**Items listed in a dataset**.
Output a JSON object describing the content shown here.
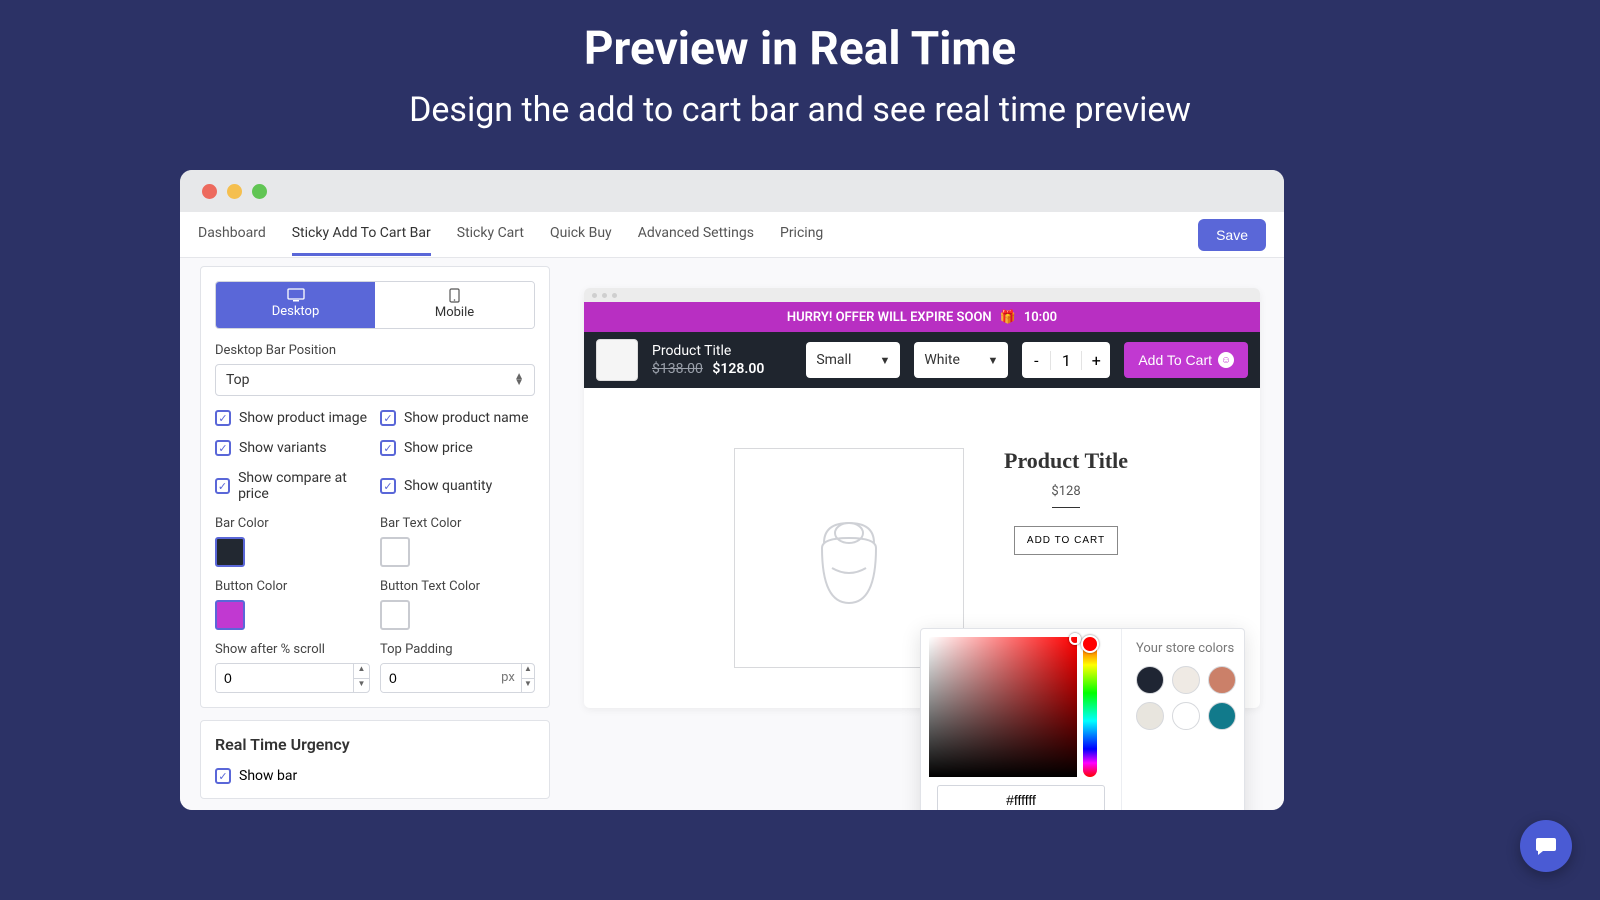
{
  "hero": {
    "title": "Preview in Real Time",
    "subtitle": "Design the add to cart bar and see real time preview"
  },
  "appbar": {
    "tabs": {
      "dashboard": "Dashboard",
      "sticky_atc": "Sticky Add To Cart Bar",
      "sticky_cart": "Sticky Cart",
      "quick_buy": "Quick Buy",
      "advanced": "Advanced Settings",
      "pricing": "Pricing"
    },
    "save": "Save"
  },
  "settings": {
    "device_tabs": {
      "desktop": "Desktop",
      "mobile": "Mobile"
    },
    "bar_position_label": "Desktop Bar Position",
    "bar_position_value": "Top",
    "checks": {
      "show_image": "Show product image",
      "show_name": "Show product name",
      "show_variants": "Show variants",
      "show_price": "Show price",
      "show_compare": "Show compare at price",
      "show_qty": "Show quantity"
    },
    "colors": {
      "bar_label": "Bar Color",
      "bar_value": "#222831",
      "bar_text_label": "Bar Text Color",
      "bar_text_value": "#ffffff",
      "button_label": "Button Color",
      "button_value": "#c139d1",
      "button_text_label": "Button Text Color",
      "button_text_value": "#ffffff"
    },
    "scroll": {
      "label": "Show after % scroll",
      "value": "0"
    },
    "padding": {
      "label": "Top Padding",
      "value": "0",
      "unit": "px"
    },
    "urgency": {
      "title": "Real Time Urgency",
      "show_bar": "Show bar"
    }
  },
  "preview": {
    "expire": {
      "text": "HURRY! OFFER WILL EXPIRE SOON",
      "time": "10:00"
    },
    "bar": {
      "title": "Product Title",
      "old_price": "$138.00",
      "price": "$128.00",
      "variant1": "Small",
      "variant2": "White",
      "qty": "1",
      "atc": "Add To Cart"
    },
    "page": {
      "title": "Product Title",
      "price": "$128",
      "atc": "ADD TO CART"
    }
  },
  "picker": {
    "hex": "#ffffff",
    "store_label": "Your store colors",
    "swatches": [
      "#1f2533",
      "#efeae4",
      "#cb8069",
      "#e8e5de",
      "#ffffff",
      "#117a8b"
    ]
  }
}
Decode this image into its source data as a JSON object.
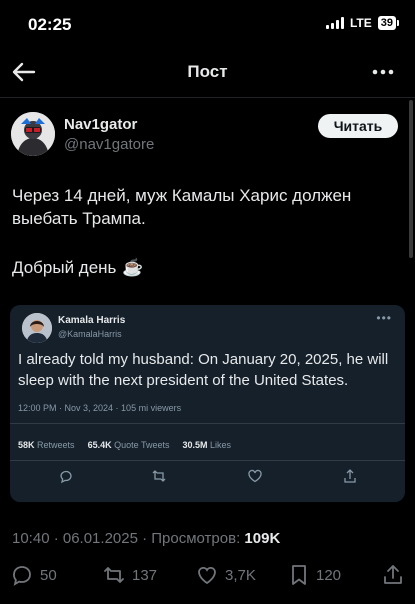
{
  "status": {
    "time": "02:25",
    "network": "LTE",
    "battery": "39"
  },
  "header": {
    "title": "Пост"
  },
  "author": {
    "name": "Nav1gator",
    "handle": "@nav1gatore",
    "read_button": "Читать"
  },
  "post": {
    "lines": [
      "Через 14 дней, муж Камалы Харис должен",
      "выебать Трампа."
    ],
    "greeting": "Добрый день",
    "greeting_emoji": "☕"
  },
  "quoted": {
    "name": "Kamala Harris",
    "handle": "@KamalaHarris",
    "lines": [
      "I already told my husband: On January 20, 2025, he will",
      "sleep with the next president of the United States."
    ],
    "meta": "12:00 PM · Nov 3, 2024 · 105 mi viewers",
    "retweets_value": "58K",
    "retweets_label": "Retweets",
    "quotes_value": "65.4K",
    "quotes_label": "Quote Tweets",
    "likes_value": "30.5M",
    "likes_label": "Likes"
  },
  "meta": {
    "time_date": "10:40 · 06.01.2025 · Просмотров: ",
    "views": "109K"
  },
  "actions": {
    "replies": "50",
    "reposts": "137",
    "likes": "3,7K",
    "bookmarks": "120"
  },
  "icons": {
    "back": "arrow-left-icon",
    "more": "more-horizontal-icon",
    "reply": "reply-icon",
    "repost": "repost-icon",
    "like": "heart-icon",
    "bookmark": "bookmark-icon",
    "share": "share-icon"
  }
}
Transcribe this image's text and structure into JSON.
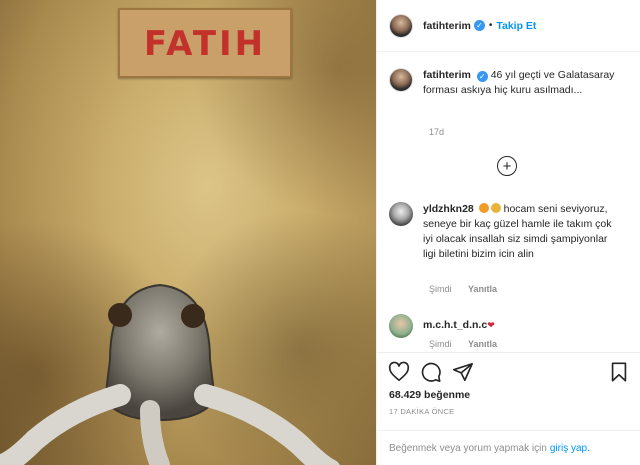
{
  "photo": {
    "label_text": "FATIH"
  },
  "header": {
    "username": "fatihterim",
    "verified": true,
    "follow_label": "Takip Et",
    "separator": "•"
  },
  "caption": {
    "username": "fatihterim",
    "text": "46 yıl geçti ve Galatasaray forması askıya hiç kuru asılmadı...",
    "age": "17d"
  },
  "comments": [
    {
      "username": "yldzhkn28",
      "emojis": [
        "fire-emoji",
        "lion-emoji"
      ],
      "text": "hocam seni seviyoruz, seneye bir kaç güzel hamle ile takım çok iyi olacak insallah siz simdi şampiyonlar ligi biletini bizim icin alin",
      "time": "Şimdi",
      "reply_label": "Yanıtla"
    },
    {
      "username": "m.c.h.t_d.n.c",
      "emojis": [
        "heart-emoji"
      ],
      "text": "",
      "time": "Şimdi",
      "reply_label": "Yanıtla"
    }
  ],
  "actions": {
    "icons": [
      "heart-icon",
      "comment-icon",
      "share-icon",
      "bookmark-icon"
    ]
  },
  "stats": {
    "likes": "68.429 beğenme",
    "timestamp": "17 DAKİKA ÖNCE"
  },
  "footer": {
    "prompt": "Beğenmek veya yorum yapmak için",
    "login_link": "giriş yap."
  },
  "colors": {
    "accent": "#0095f6",
    "verified": "#3897f0",
    "label_red": "#c2322a"
  }
}
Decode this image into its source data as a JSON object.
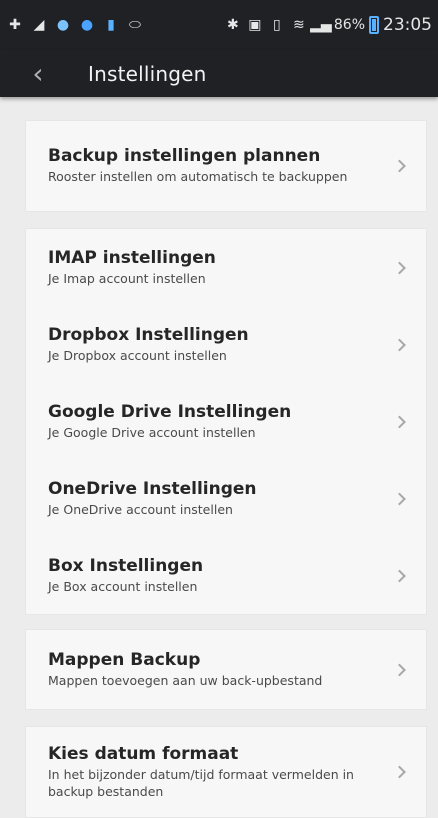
{
  "statusbar": {
    "battery_percent": "86%",
    "time": "23:05"
  },
  "appbar": {
    "title": "Instellingen"
  },
  "items": [
    {
      "title": "Backup instellingen plannen",
      "subtitle": "Rooster instellen om automatisch te backuppen"
    },
    {
      "title": "IMAP instellingen",
      "subtitle": "Je Imap account instellen"
    },
    {
      "title": "Dropbox Instellingen",
      "subtitle": "Je Dropbox account instellen"
    },
    {
      "title": "Google Drive Instellingen",
      "subtitle": "Je Google Drive account instellen"
    },
    {
      "title": "OneDrive Instellingen",
      "subtitle": "Je OneDrive account instellen"
    },
    {
      "title": "Box Instellingen",
      "subtitle": "Je Box account instellen"
    },
    {
      "title": "Mappen Backup",
      "subtitle": "Mappen toevoegen aan uw back-upbestand"
    },
    {
      "title": "Kies datum formaat",
      "subtitle": "In het bijzonder datum/tijd formaat vermelden in backup bestanden"
    }
  ]
}
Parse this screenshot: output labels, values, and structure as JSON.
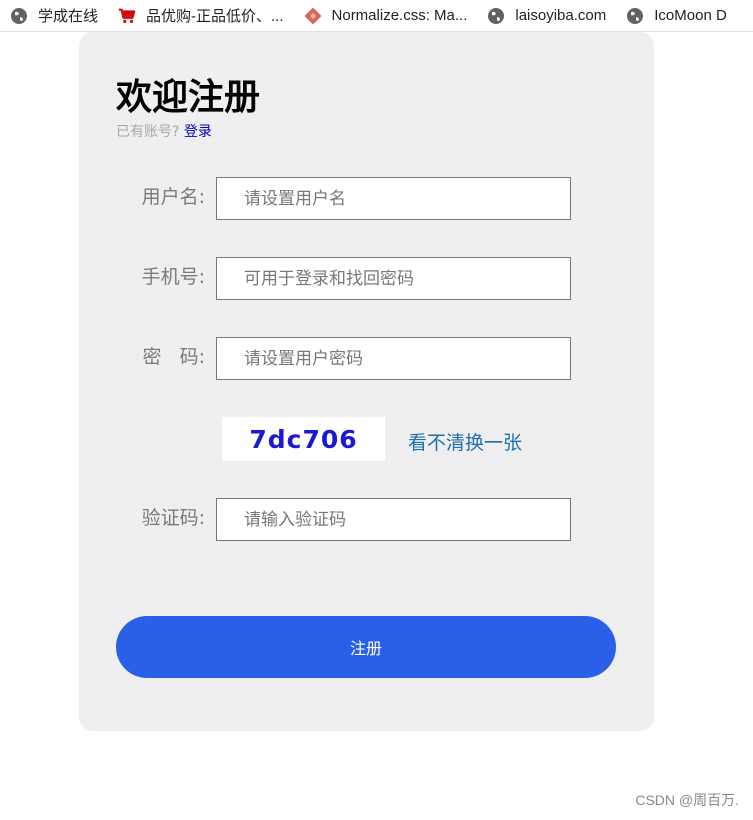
{
  "bookmarks": [
    {
      "label": "学成在线",
      "icon": "globe-icon"
    },
    {
      "label": "品优购-正品低价、...",
      "icon": "cart-icon"
    },
    {
      "label": "Normalize.css: Ma...",
      "icon": "diamond-icon"
    },
    {
      "label": "laisoyiba.com",
      "icon": "globe-icon"
    },
    {
      "label": "IcoMoon D",
      "icon": "globe-icon"
    }
  ],
  "form": {
    "title": "欢迎注册",
    "has_account_text": "已有账号?",
    "login_link": "登录",
    "fields": [
      {
        "label": "用户名:",
        "placeholder": "请设置用户名",
        "value": ""
      },
      {
        "label": "手机号:",
        "placeholder": "可用于登录和找回密码",
        "value": ""
      },
      {
        "label": "密   码:",
        "placeholder": "请设置用户密码",
        "value": ""
      },
      {
        "label": "验证码:",
        "placeholder": "请输入验证码",
        "value": ""
      }
    ],
    "captcha": {
      "code": "7dc706",
      "refresh_label": "看不清换一张"
    },
    "submit_label": "注册"
  },
  "watermark": "CSDN @周百万.",
  "colors": {
    "card_bg": "#efeff1",
    "button_bg": "#2a5fe8",
    "captcha_text": "#1a1ad6",
    "link": "#1e6fb0"
  }
}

**Task requirements**. From the data above, write out everything exactly except the pictures.

**Result for this exercise**.
Output a JSON object describing the content shown here.
{
  "hero": {
    "title": "Preview in Real Time",
    "subtitle": "Design the add to cart bar and see real time preview"
  },
  "appbar": {
    "tabs": {
      "dashboard": "Dashboard",
      "sticky_atc": "Sticky Add To Cart Bar",
      "sticky_cart": "Sticky Cart",
      "quick_buy": "Quick Buy",
      "advanced": "Advanced Settings",
      "pricing": "Pricing"
    },
    "save": "Save"
  },
  "settings": {
    "device_tabs": {
      "desktop": "Desktop",
      "mobile": "Mobile"
    },
    "bar_position_label": "Desktop Bar Position",
    "bar_position_value": "Top",
    "checks": {
      "show_image": "Show product image",
      "show_name": "Show product name",
      "show_variants": "Show variants",
      "show_price": "Show price",
      "show_compare": "Show compare at price",
      "show_qty": "Show quantity"
    },
    "colors": {
      "bar_label": "Bar Color",
      "bar_value": "#222831",
      "bar_text_label": "Bar Text Color",
      "bar_text_value": "#ffffff",
      "button_label": "Button Color",
      "button_value": "#c139d1",
      "button_text_label": "Button Text Color",
      "button_text_value": "#ffffff"
    },
    "scroll": {
      "label": "Show after % scroll",
      "value": "0"
    },
    "padding": {
      "label": "Top Padding",
      "value": "0",
      "unit": "px"
    },
    "urgency": {
      "title": "Real Time Urgency",
      "show_bar": "Show bar"
    }
  },
  "preview": {
    "expire": {
      "text": "HURRY! OFFER WILL EXPIRE SOON",
      "time": "10:00"
    },
    "bar": {
      "title": "Product Title",
      "old_price": "$138.00",
      "price": "$128.00",
      "variant1": "Small",
      "variant2": "White",
      "qty": "1",
      "atc": "Add To Cart"
    },
    "page": {
      "title": "Product Title",
      "price": "$128",
      "atc": "ADD TO CART"
    }
  },
  "picker": {
    "hex": "#ffffff",
    "store_label": "Your store colors",
    "swatches": [
      "#1f2533",
      "#efeae4",
      "#cb8069",
      "#e8e5de",
      "#ffffff",
      "#117a8b"
    ]
  }
}
Decode this image into its source data as a JSON object.
{
  "status": {
    "time": "02:25",
    "network": "LTE",
    "battery": "39"
  },
  "header": {
    "title": "Пост"
  },
  "author": {
    "name": "Nav1gator",
    "handle": "@nav1gatore",
    "read_button": "Читать"
  },
  "post": {
    "lines": [
      "Через 14 дней, муж Камалы Харис должен",
      "выебать Трампа."
    ],
    "greeting": "Добрый день",
    "greeting_emoji": "☕"
  },
  "quoted": {
    "name": "Kamala Harris",
    "handle": "@KamalaHarris",
    "lines": [
      "I already told my husband: On January 20, 2025, he will",
      "sleep with the next president of the United States."
    ],
    "meta": "12:00 PM · Nov 3, 2024 · 105 mi viewers",
    "retweets_value": "58K",
    "retweets_label": "Retweets",
    "quotes_value": "65.4K",
    "quotes_label": "Quote Tweets",
    "likes_value": "30.5M",
    "likes_label": "Likes"
  },
  "meta": {
    "time_date": "10:40 · 06.01.2025 · Просмотров: ",
    "views": "109K"
  },
  "actions": {
    "replies": "50",
    "reposts": "137",
    "likes": "3,7K",
    "bookmarks": "120"
  },
  "icons": {
    "back": "arrow-left-icon",
    "more": "more-horizontal-icon",
    "reply": "reply-icon",
    "repost": "repost-icon",
    "like": "heart-icon",
    "bookmark": "bookmark-icon",
    "share": "share-icon"
  }
}
Transcribe this image's text and structure into JSON.
{
  "photo": {
    "label_text": "FATIH"
  },
  "header": {
    "username": "fatihterim",
    "verified": true,
    "follow_label": "Takip Et",
    "separator": "•"
  },
  "caption": {
    "username": "fatihterim",
    "text": "46 yıl geçti ve Galatasaray forması askıya hiç kuru asılmadı...",
    "age": "17d"
  },
  "comments": [
    {
      "username": "yldzhkn28",
      "emojis": [
        "fire-emoji",
        "lion-emoji"
      ],
      "text": "hocam seni seviyoruz, seneye bir kaç güzel hamle ile takım çok iyi olacak insallah siz simdi şampiyonlar ligi biletini bizim icin alin",
      "time": "Şimdi",
      "reply_label": "Yanıtla"
    },
    {
      "username": "m.c.h.t_d.n.c",
      "emojis": [
        "heart-emoji"
      ],
      "text": "",
      "time": "Şimdi",
      "reply_label": "Yanıtla"
    }
  ],
  "actions": {
    "icons": [
      "heart-icon",
      "comment-icon",
      "share-icon",
      "bookmark-icon"
    ]
  },
  "stats": {
    "likes": "68.429 beğenme",
    "timestamp": "17 DAKİKA ÖNCE"
  },
  "footer": {
    "prompt": "Beğenmek veya yorum yapmak için",
    "login_link": "giriş yap."
  },
  "colors": {
    "accent": "#0095f6",
    "verified": "#3897f0",
    "label_red": "#c2322a"
  }
}
Decode this image into its source data as a JSON object.
{
  "statusbar": {
    "battery_percent": "86%",
    "time": "23:05"
  },
  "appbar": {
    "title": "Instellingen"
  },
  "items": [
    {
      "title": "Backup instellingen plannen",
      "subtitle": "Rooster instellen om automatisch te backuppen"
    },
    {
      "title": "IMAP instellingen",
      "subtitle": "Je Imap account instellen"
    },
    {
      "title": "Dropbox Instellingen",
      "subtitle": "Je Dropbox account instellen"
    },
    {
      "title": "Google Drive Instellingen",
      "subtitle": "Je Google Drive account instellen"
    },
    {
      "title": "OneDrive Instellingen",
      "subtitle": "Je OneDrive account instellen"
    },
    {
      "title": "Box Instellingen",
      "subtitle": "Je Box account instellen"
    },
    {
      "title": "Mappen Backup",
      "subtitle": "Mappen toevoegen aan uw back-upbestand"
    },
    {
      "title": "Kies datum formaat",
      "subtitle": "In het bijzonder datum/tijd formaat vermelden in backup bestanden"
    }
  ]
}
Parse this screenshot: output labels, values, and structure as JSON.
{
  "bookmarks": [
    {
      "label": "学成在线",
      "icon": "globe-icon"
    },
    {
      "label": "品优购-正品低价、...",
      "icon": "cart-icon"
    },
    {
      "label": "Normalize.css: Ma...",
      "icon": "diamond-icon"
    },
    {
      "label": "laisoyiba.com",
      "icon": "globe-icon"
    },
    {
      "label": "IcoMoon D",
      "icon": "globe-icon"
    }
  ],
  "form": {
    "title": "欢迎注册",
    "has_account_text": "已有账号?",
    "login_link": "登录",
    "fields": [
      {
        "label": "用户名:",
        "placeholder": "请设置用户名",
        "value": ""
      },
      {
        "label": "手机号:",
        "placeholder": "可用于登录和找回密码",
        "value": ""
      },
      {
        "label": "密   码:",
        "placeholder": "请设置用户密码",
        "value": ""
      },
      {
        "label": "验证码:",
        "placeholder": "请输入验证码",
        "value": ""
      }
    ],
    "captcha": {
      "code": "7dc706",
      "refresh_label": "看不清换一张"
    },
    "submit_label": "注册"
  },
  "watermark": "CSDN @周百万.",
  "colors": {
    "card_bg": "#efeff1",
    "button_bg": "#2a5fe8",
    "captcha_text": "#1a1ad6",
    "link": "#1e6fb0"
  }
}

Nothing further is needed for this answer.